_Written request_: Write the material out again, line by line, exactly as it is.

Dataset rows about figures
□ □ □

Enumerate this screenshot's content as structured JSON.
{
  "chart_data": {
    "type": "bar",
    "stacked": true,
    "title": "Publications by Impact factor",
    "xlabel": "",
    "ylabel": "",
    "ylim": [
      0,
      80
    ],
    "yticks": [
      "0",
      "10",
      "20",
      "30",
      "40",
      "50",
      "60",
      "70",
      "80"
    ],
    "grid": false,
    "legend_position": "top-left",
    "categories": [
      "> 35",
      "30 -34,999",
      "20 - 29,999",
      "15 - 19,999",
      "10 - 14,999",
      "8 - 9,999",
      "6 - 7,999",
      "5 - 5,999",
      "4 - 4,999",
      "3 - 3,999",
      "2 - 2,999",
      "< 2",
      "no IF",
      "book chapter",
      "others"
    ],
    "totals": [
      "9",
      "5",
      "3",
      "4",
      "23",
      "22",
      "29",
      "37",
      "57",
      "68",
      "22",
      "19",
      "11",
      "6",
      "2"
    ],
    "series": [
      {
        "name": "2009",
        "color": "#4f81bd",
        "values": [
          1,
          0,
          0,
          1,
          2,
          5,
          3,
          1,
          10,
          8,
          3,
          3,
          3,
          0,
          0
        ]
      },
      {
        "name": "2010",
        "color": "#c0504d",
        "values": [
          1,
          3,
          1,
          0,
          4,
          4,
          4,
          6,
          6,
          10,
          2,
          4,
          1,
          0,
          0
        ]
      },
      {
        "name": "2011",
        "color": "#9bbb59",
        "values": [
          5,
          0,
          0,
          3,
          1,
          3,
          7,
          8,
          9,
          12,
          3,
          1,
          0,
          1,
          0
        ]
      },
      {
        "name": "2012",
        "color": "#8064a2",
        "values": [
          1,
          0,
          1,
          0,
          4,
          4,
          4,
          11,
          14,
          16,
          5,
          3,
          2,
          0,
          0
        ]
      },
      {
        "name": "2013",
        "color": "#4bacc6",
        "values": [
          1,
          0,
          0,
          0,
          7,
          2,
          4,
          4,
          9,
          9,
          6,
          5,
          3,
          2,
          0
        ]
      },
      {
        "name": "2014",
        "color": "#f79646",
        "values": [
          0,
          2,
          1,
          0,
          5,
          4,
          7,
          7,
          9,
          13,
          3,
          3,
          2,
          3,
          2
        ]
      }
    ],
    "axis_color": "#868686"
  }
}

□ □ □

_Answer to this task_:
Enumerate this screenshot's content as structured JSON.
{
  "chart_data": {
    "type": "bar",
    "stacked": true,
    "title": "Publications by Impact factor",
    "xlabel": "",
    "ylabel": "",
    "ylim": [
      0,
      80
    ],
    "yticks": [
      "0",
      "10",
      "20",
      "30",
      "40",
      "50",
      "60",
      "70",
      "80"
    ],
    "grid": false,
    "legend_position": "top-left",
    "categories": [
      "> 35",
      "30 -34,999",
      "20 - 29,999",
      "15 - 19,999",
      "10 - 14,999",
      "8 - 9,999",
      "6 - 7,999",
      "5 - 5,999",
      "4 - 4,999",
      "3 - 3,999",
      "2 - 2,999",
      "< 2",
      "no IF",
      "book chapter",
      "others"
    ],
    "totals": [
      "9",
      "5",
      "3",
      "4",
      "23",
      "22",
      "29",
      "37",
      "57",
      "68",
      "22",
      "19",
      "11",
      "6",
      "2"
    ],
    "series": [
      {
        "name": "2009",
        "color": "#4f81bd",
        "values": [
          1,
          0,
          0,
          1,
          2,
          5,
          3,
          1,
          10,
          8,
          3,
          3,
          3,
          0,
          0
        ]
      },
      {
        "name": "2010",
        "color": "#c0504d",
        "values": [
          1,
          3,
          1,
          0,
          4,
          4,
          4,
          6,
          6,
          10,
          2,
          4,
          1,
          0,
          0
        ]
      },
      {
        "name": "2011",
        "color": "#9bbb59",
        "values": [
          5,
          0,
          0,
          3,
          1,
          3,
          7,
          8,
          9,
          12,
          3,
          1,
          0,
          1,
          0
        ]
      },
      {
        "name": "2012",
        "color": "#8064a2",
        "values": [
          1,
          0,
          1,
          0,
          4,
          4,
          4,
          11,
          14,
          16,
          5,
          3,
          2,
          0,
          0
        ]
      },
      {
        "name": "2013",
        "color": "#4bacc6",
        "values": [
          1,
          0,
          0,
          0,
          7,
          2,
          4,
          4,
          9,
          9,
          6,
          5,
          3,
          2,
          0
        ]
      },
      {
        "name": "2014",
        "color": "#f79646",
        "values": [
          0,
          2,
          1,
          0,
          5,
          4,
          7,
          7,
          9,
          13,
          3,
          3,
          2,
          3,
          2
        ]
      }
    ],
    "axis_color": "#868686"
  }
}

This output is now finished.